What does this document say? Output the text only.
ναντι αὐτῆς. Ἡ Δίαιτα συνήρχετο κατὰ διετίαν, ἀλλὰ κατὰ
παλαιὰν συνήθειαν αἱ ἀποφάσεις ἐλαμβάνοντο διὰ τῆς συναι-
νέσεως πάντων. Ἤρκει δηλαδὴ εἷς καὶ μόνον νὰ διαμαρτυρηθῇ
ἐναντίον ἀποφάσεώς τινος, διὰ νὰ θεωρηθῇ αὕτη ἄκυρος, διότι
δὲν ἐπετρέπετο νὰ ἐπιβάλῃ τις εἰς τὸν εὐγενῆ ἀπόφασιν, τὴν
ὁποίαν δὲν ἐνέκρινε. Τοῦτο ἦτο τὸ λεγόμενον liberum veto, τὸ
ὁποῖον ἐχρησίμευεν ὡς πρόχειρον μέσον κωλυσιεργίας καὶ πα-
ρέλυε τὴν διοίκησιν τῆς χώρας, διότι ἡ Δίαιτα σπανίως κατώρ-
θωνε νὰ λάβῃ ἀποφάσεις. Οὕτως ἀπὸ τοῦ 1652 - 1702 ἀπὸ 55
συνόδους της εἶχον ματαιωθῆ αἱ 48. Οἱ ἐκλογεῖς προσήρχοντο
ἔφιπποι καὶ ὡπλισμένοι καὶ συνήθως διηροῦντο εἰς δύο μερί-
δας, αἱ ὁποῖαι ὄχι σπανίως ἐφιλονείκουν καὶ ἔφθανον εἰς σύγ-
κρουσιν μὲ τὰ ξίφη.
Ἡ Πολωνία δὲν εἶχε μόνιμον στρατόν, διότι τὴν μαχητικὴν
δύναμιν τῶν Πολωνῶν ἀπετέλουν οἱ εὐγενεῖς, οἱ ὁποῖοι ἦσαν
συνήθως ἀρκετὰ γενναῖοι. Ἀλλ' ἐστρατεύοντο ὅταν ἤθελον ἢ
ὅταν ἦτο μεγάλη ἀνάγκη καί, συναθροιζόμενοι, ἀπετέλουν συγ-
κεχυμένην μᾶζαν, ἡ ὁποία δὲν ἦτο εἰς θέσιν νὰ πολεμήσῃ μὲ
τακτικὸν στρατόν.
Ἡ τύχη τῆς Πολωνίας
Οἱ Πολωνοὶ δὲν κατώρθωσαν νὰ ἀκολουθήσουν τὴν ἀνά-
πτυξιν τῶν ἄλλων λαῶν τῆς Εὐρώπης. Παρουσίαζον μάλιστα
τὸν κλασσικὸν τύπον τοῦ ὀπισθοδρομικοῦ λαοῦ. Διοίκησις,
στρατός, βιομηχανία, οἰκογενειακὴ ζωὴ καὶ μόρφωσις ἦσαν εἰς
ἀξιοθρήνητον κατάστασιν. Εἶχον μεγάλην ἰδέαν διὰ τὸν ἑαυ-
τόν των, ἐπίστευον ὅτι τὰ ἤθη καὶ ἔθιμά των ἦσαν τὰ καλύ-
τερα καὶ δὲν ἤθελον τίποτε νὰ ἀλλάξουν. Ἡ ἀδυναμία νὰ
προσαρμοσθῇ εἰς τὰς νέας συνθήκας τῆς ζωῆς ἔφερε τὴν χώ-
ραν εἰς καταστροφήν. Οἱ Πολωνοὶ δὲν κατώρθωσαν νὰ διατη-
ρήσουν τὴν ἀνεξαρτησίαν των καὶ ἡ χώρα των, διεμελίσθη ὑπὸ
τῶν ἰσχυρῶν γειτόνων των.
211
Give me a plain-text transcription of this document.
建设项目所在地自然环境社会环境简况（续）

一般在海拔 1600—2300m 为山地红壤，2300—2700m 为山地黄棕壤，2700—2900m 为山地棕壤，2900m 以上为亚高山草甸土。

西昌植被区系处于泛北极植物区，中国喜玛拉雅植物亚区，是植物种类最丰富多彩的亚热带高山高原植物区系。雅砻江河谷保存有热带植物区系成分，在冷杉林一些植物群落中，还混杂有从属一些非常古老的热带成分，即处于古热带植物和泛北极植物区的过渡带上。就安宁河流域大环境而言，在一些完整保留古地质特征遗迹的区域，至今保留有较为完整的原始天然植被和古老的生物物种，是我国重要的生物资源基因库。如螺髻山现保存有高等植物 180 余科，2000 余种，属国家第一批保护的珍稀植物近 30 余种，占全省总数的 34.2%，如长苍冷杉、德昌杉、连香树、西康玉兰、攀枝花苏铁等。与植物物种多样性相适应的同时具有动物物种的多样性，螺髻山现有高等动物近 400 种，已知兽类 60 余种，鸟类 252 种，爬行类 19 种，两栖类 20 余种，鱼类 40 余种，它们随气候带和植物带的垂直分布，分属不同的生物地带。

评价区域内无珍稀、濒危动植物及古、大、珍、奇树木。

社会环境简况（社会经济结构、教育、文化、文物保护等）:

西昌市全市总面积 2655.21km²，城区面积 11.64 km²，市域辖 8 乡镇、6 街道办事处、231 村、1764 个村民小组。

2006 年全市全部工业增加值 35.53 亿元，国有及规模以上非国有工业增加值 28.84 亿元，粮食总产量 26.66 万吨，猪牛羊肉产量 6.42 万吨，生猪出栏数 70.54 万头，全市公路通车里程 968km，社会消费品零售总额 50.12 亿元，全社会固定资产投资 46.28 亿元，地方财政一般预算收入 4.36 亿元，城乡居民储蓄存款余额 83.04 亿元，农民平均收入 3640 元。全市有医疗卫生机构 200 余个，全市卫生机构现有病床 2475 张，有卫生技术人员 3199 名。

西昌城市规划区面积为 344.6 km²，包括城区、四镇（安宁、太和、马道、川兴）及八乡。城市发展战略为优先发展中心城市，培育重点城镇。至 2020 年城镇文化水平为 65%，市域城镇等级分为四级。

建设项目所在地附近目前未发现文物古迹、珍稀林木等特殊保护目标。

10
■ ■ ■
__EXERCISE DIRECTIONS__. Working from the material above, retype it in its entirety without change.

__ANSWER TO THE PROBLEM__.
What does this document say? Output the text only.
ναντι αὐτῆς. Ἡ Δίαιτα συνήρχετο κατὰ διετίαν, ἀλλὰ κατὰ
παλαιὰν συνήθειαν αἱ ἀποφάσεις ἐλαμβάνοντο διὰ τῆς συναι-
νέσεως πάντων. Ἤρκει δηλαδὴ εἷς καὶ μόνον νὰ διαμαρτυρηθῇ
ἐναντίον ἀποφάσεώς τινος, διὰ νὰ θεωρηθῇ αὕτη ἄκυρος, διότι
δὲν ἐπετρέπετο νὰ ἐπιβάλῃ τις εἰς τὸν εὐγενῆ ἀπόφασιν, τὴν
ὁποίαν δὲν ἐνέκρινε. Τοῦτο ἦτο τὸ λεγόμενον liberum veto, τὸ
ὁποῖον ἐχρησίμευεν ὡς πρόχειρον μέσον κωλυσιεργίας καὶ πα-
ρέλυε τὴν διοίκησιν τῆς χώρας, διότι ἡ Δίαιτα σπανίως κατώρ-
θωνε νὰ λάβῃ ἀποφάσεις. Οὕτως ἀπὸ τοῦ 1652 - 1702 ἀπὸ 55
συνόδους της εἶχον ματαιωθῆ αἱ 48. Οἱ ἐκλογεῖς προσήρχοντο
ἔφιπποι καὶ ὡπλισμένοι καὶ συνήθως διηροῦντο εἰς δύο μερί-
δας, αἱ ὁποῖαι ὄχι σπανίως ἐφιλονείκουν καὶ ἔφθανον εἰς σύγ-
κρουσιν μὲ τὰ ξίφη.
Ἡ Πολωνία δὲν εἶχε μόνιμον στρατόν, διότι τὴν μαχητικὴν
δύναμιν τῶν Πολωνῶν ἀπετέλουν οἱ εὐγενεῖς, οἱ ὁποῖοι ἦσαν
συνήθως ἀρκετὰ γενναῖοι. Ἀλλ' ἐστρατεύοντο ὅταν ἤθελον ἢ
ὅταν ἦτο μεγάλη ἀνάγκη καί, συναθροιζόμενοι, ἀπετέλουν συγ-
κεχυμένην μᾶζαν, ἡ ὁποία δὲν ἦτο εἰς θέσιν νὰ πολεμήσῃ μὲ
τακτικὸν στρατόν.
Ἡ τύχη τῆς Πολωνίας
Οἱ Πολωνοὶ δὲν κατώρθωσαν νὰ ἀκολουθήσουν τὴν ἀνά-
πτυξιν τῶν ἄλλων λαῶν τῆς Εὐρώπης. Παρουσίαζον μάλιστα
τὸν κλασσικὸν τύπον τοῦ ὀπισθοδρομικοῦ λαοῦ. Διοίκησις,
στρατός, βιομηχανία, οἰκογενειακὴ ζωὴ καὶ μόρφωσις ἦσαν εἰς
ἀξιοθρήνητον κατάστασιν. Εἶχον μεγάλην ἰδέαν διὰ τὸν ἑαυ-
τόν των, ἐπίστευον ὅτι τὰ ἤθη καὶ ἔθιμά των ἦσαν τὰ καλύ-
τερα καὶ δὲν ἤθελον τίποτε νὰ ἀλλάξουν. Ἡ ἀδυναμία νὰ
προσαρμοσθῇ εἰς τὰς νέας συνθήκας τῆς ζωῆς ἔφερε τὴν χώ-
ραν εἰς καταστροφήν. Οἱ Πολωνοὶ δὲν κατώρθωσαν νὰ διατη-
ρήσουν τὴν ἀνεξαρτησίαν των καὶ ἡ χώρα των, διεμελίσθη ὑπὸ
τῶν ἰσχυρῶν γειτόνων των.
211
Give me a plain-text transcription of this document.
建设项目所在地自然环境社会环境简况（续）

一般在海拔 1600—2300m 为山地红壤，2300—2700m 为山地黄棕壤，2700—2900m 为山地棕壤，2900m 以上为亚高山草甸土。

西昌植被区系处于泛北极植物区，中国喜玛拉雅植物亚区，是植物种类最丰富多彩的亚热带高山高原植物区系。雅砻江河谷保存有热带植物区系成分，在冷杉林一些植物群落中，还混杂有从属一些非常古老的热带成分，即处于古热带植物和泛北极植物区的过渡带上。就安宁河流域大环境而言，在一些完整保留古地质特征遗迹的区域，至今保留有较为完整的原始天然植被和古老的生物物种，是我国重要的生物资源基因库。如螺髻山现保存有高等植物 180 余科，2000 余种，属国家第一批保护的珍稀植物近 30 余种，占全省总数的 34.2%，如长苍冷杉、德昌杉、连香树、西康玉兰、攀枝花苏铁等。与植物物种多样性相适应的同时具有动物物种的多样性，螺髻山现有高等动物近 400 种，已知兽类 60 余种，鸟类 252 种，爬行类 19 种，两栖类 20 余种，鱼类 40 余种，它们随气候带和植物带的垂直分布，分属不同的生物地带。

评价区域内无珍稀、濒危动植物及古、大、珍、奇树木。

社会环境简况（社会经济结构、教育、文化、文物保护等）:

西昌市全市总面积 2655.21km²，城区面积 11.64 km²，市域辖 8 乡镇、6 街道办事处、231 村、1764 个村民小组。

2006 年全市全部工业增加值 35.53 亿元，国有及规模以上非国有工业增加值 28.84 亿元，粮食总产量 26.66 万吨，猪牛羊肉产量 6.42 万吨，生猪出栏数 70.54 万头，全市公路通车里程 968km，社会消费品零售总额 50.12 亿元，全社会固定资产投资 46.28 亿元，地方财政一般预算收入 4.36 亿元，城乡居民储蓄存款余额 83.04 亿元，农民平均收入 3640 元。全市有医疗卫生机构 200 余个，全市卫生机构现有病床 2475 张，有卫生技术人员 3199 名。

西昌城市规划区面积为 344.6 km²，包括城区、四镇（安宁、太和、马道、川兴）及八乡。城市发展战略为优先发展中心城市，培育重点城镇。至 2020 年城镇文化水平为 65%，市域城镇等级分为四级。

建设项目所在地附近目前未发现文物古迹、珍稀林木等特殊保护目标。

10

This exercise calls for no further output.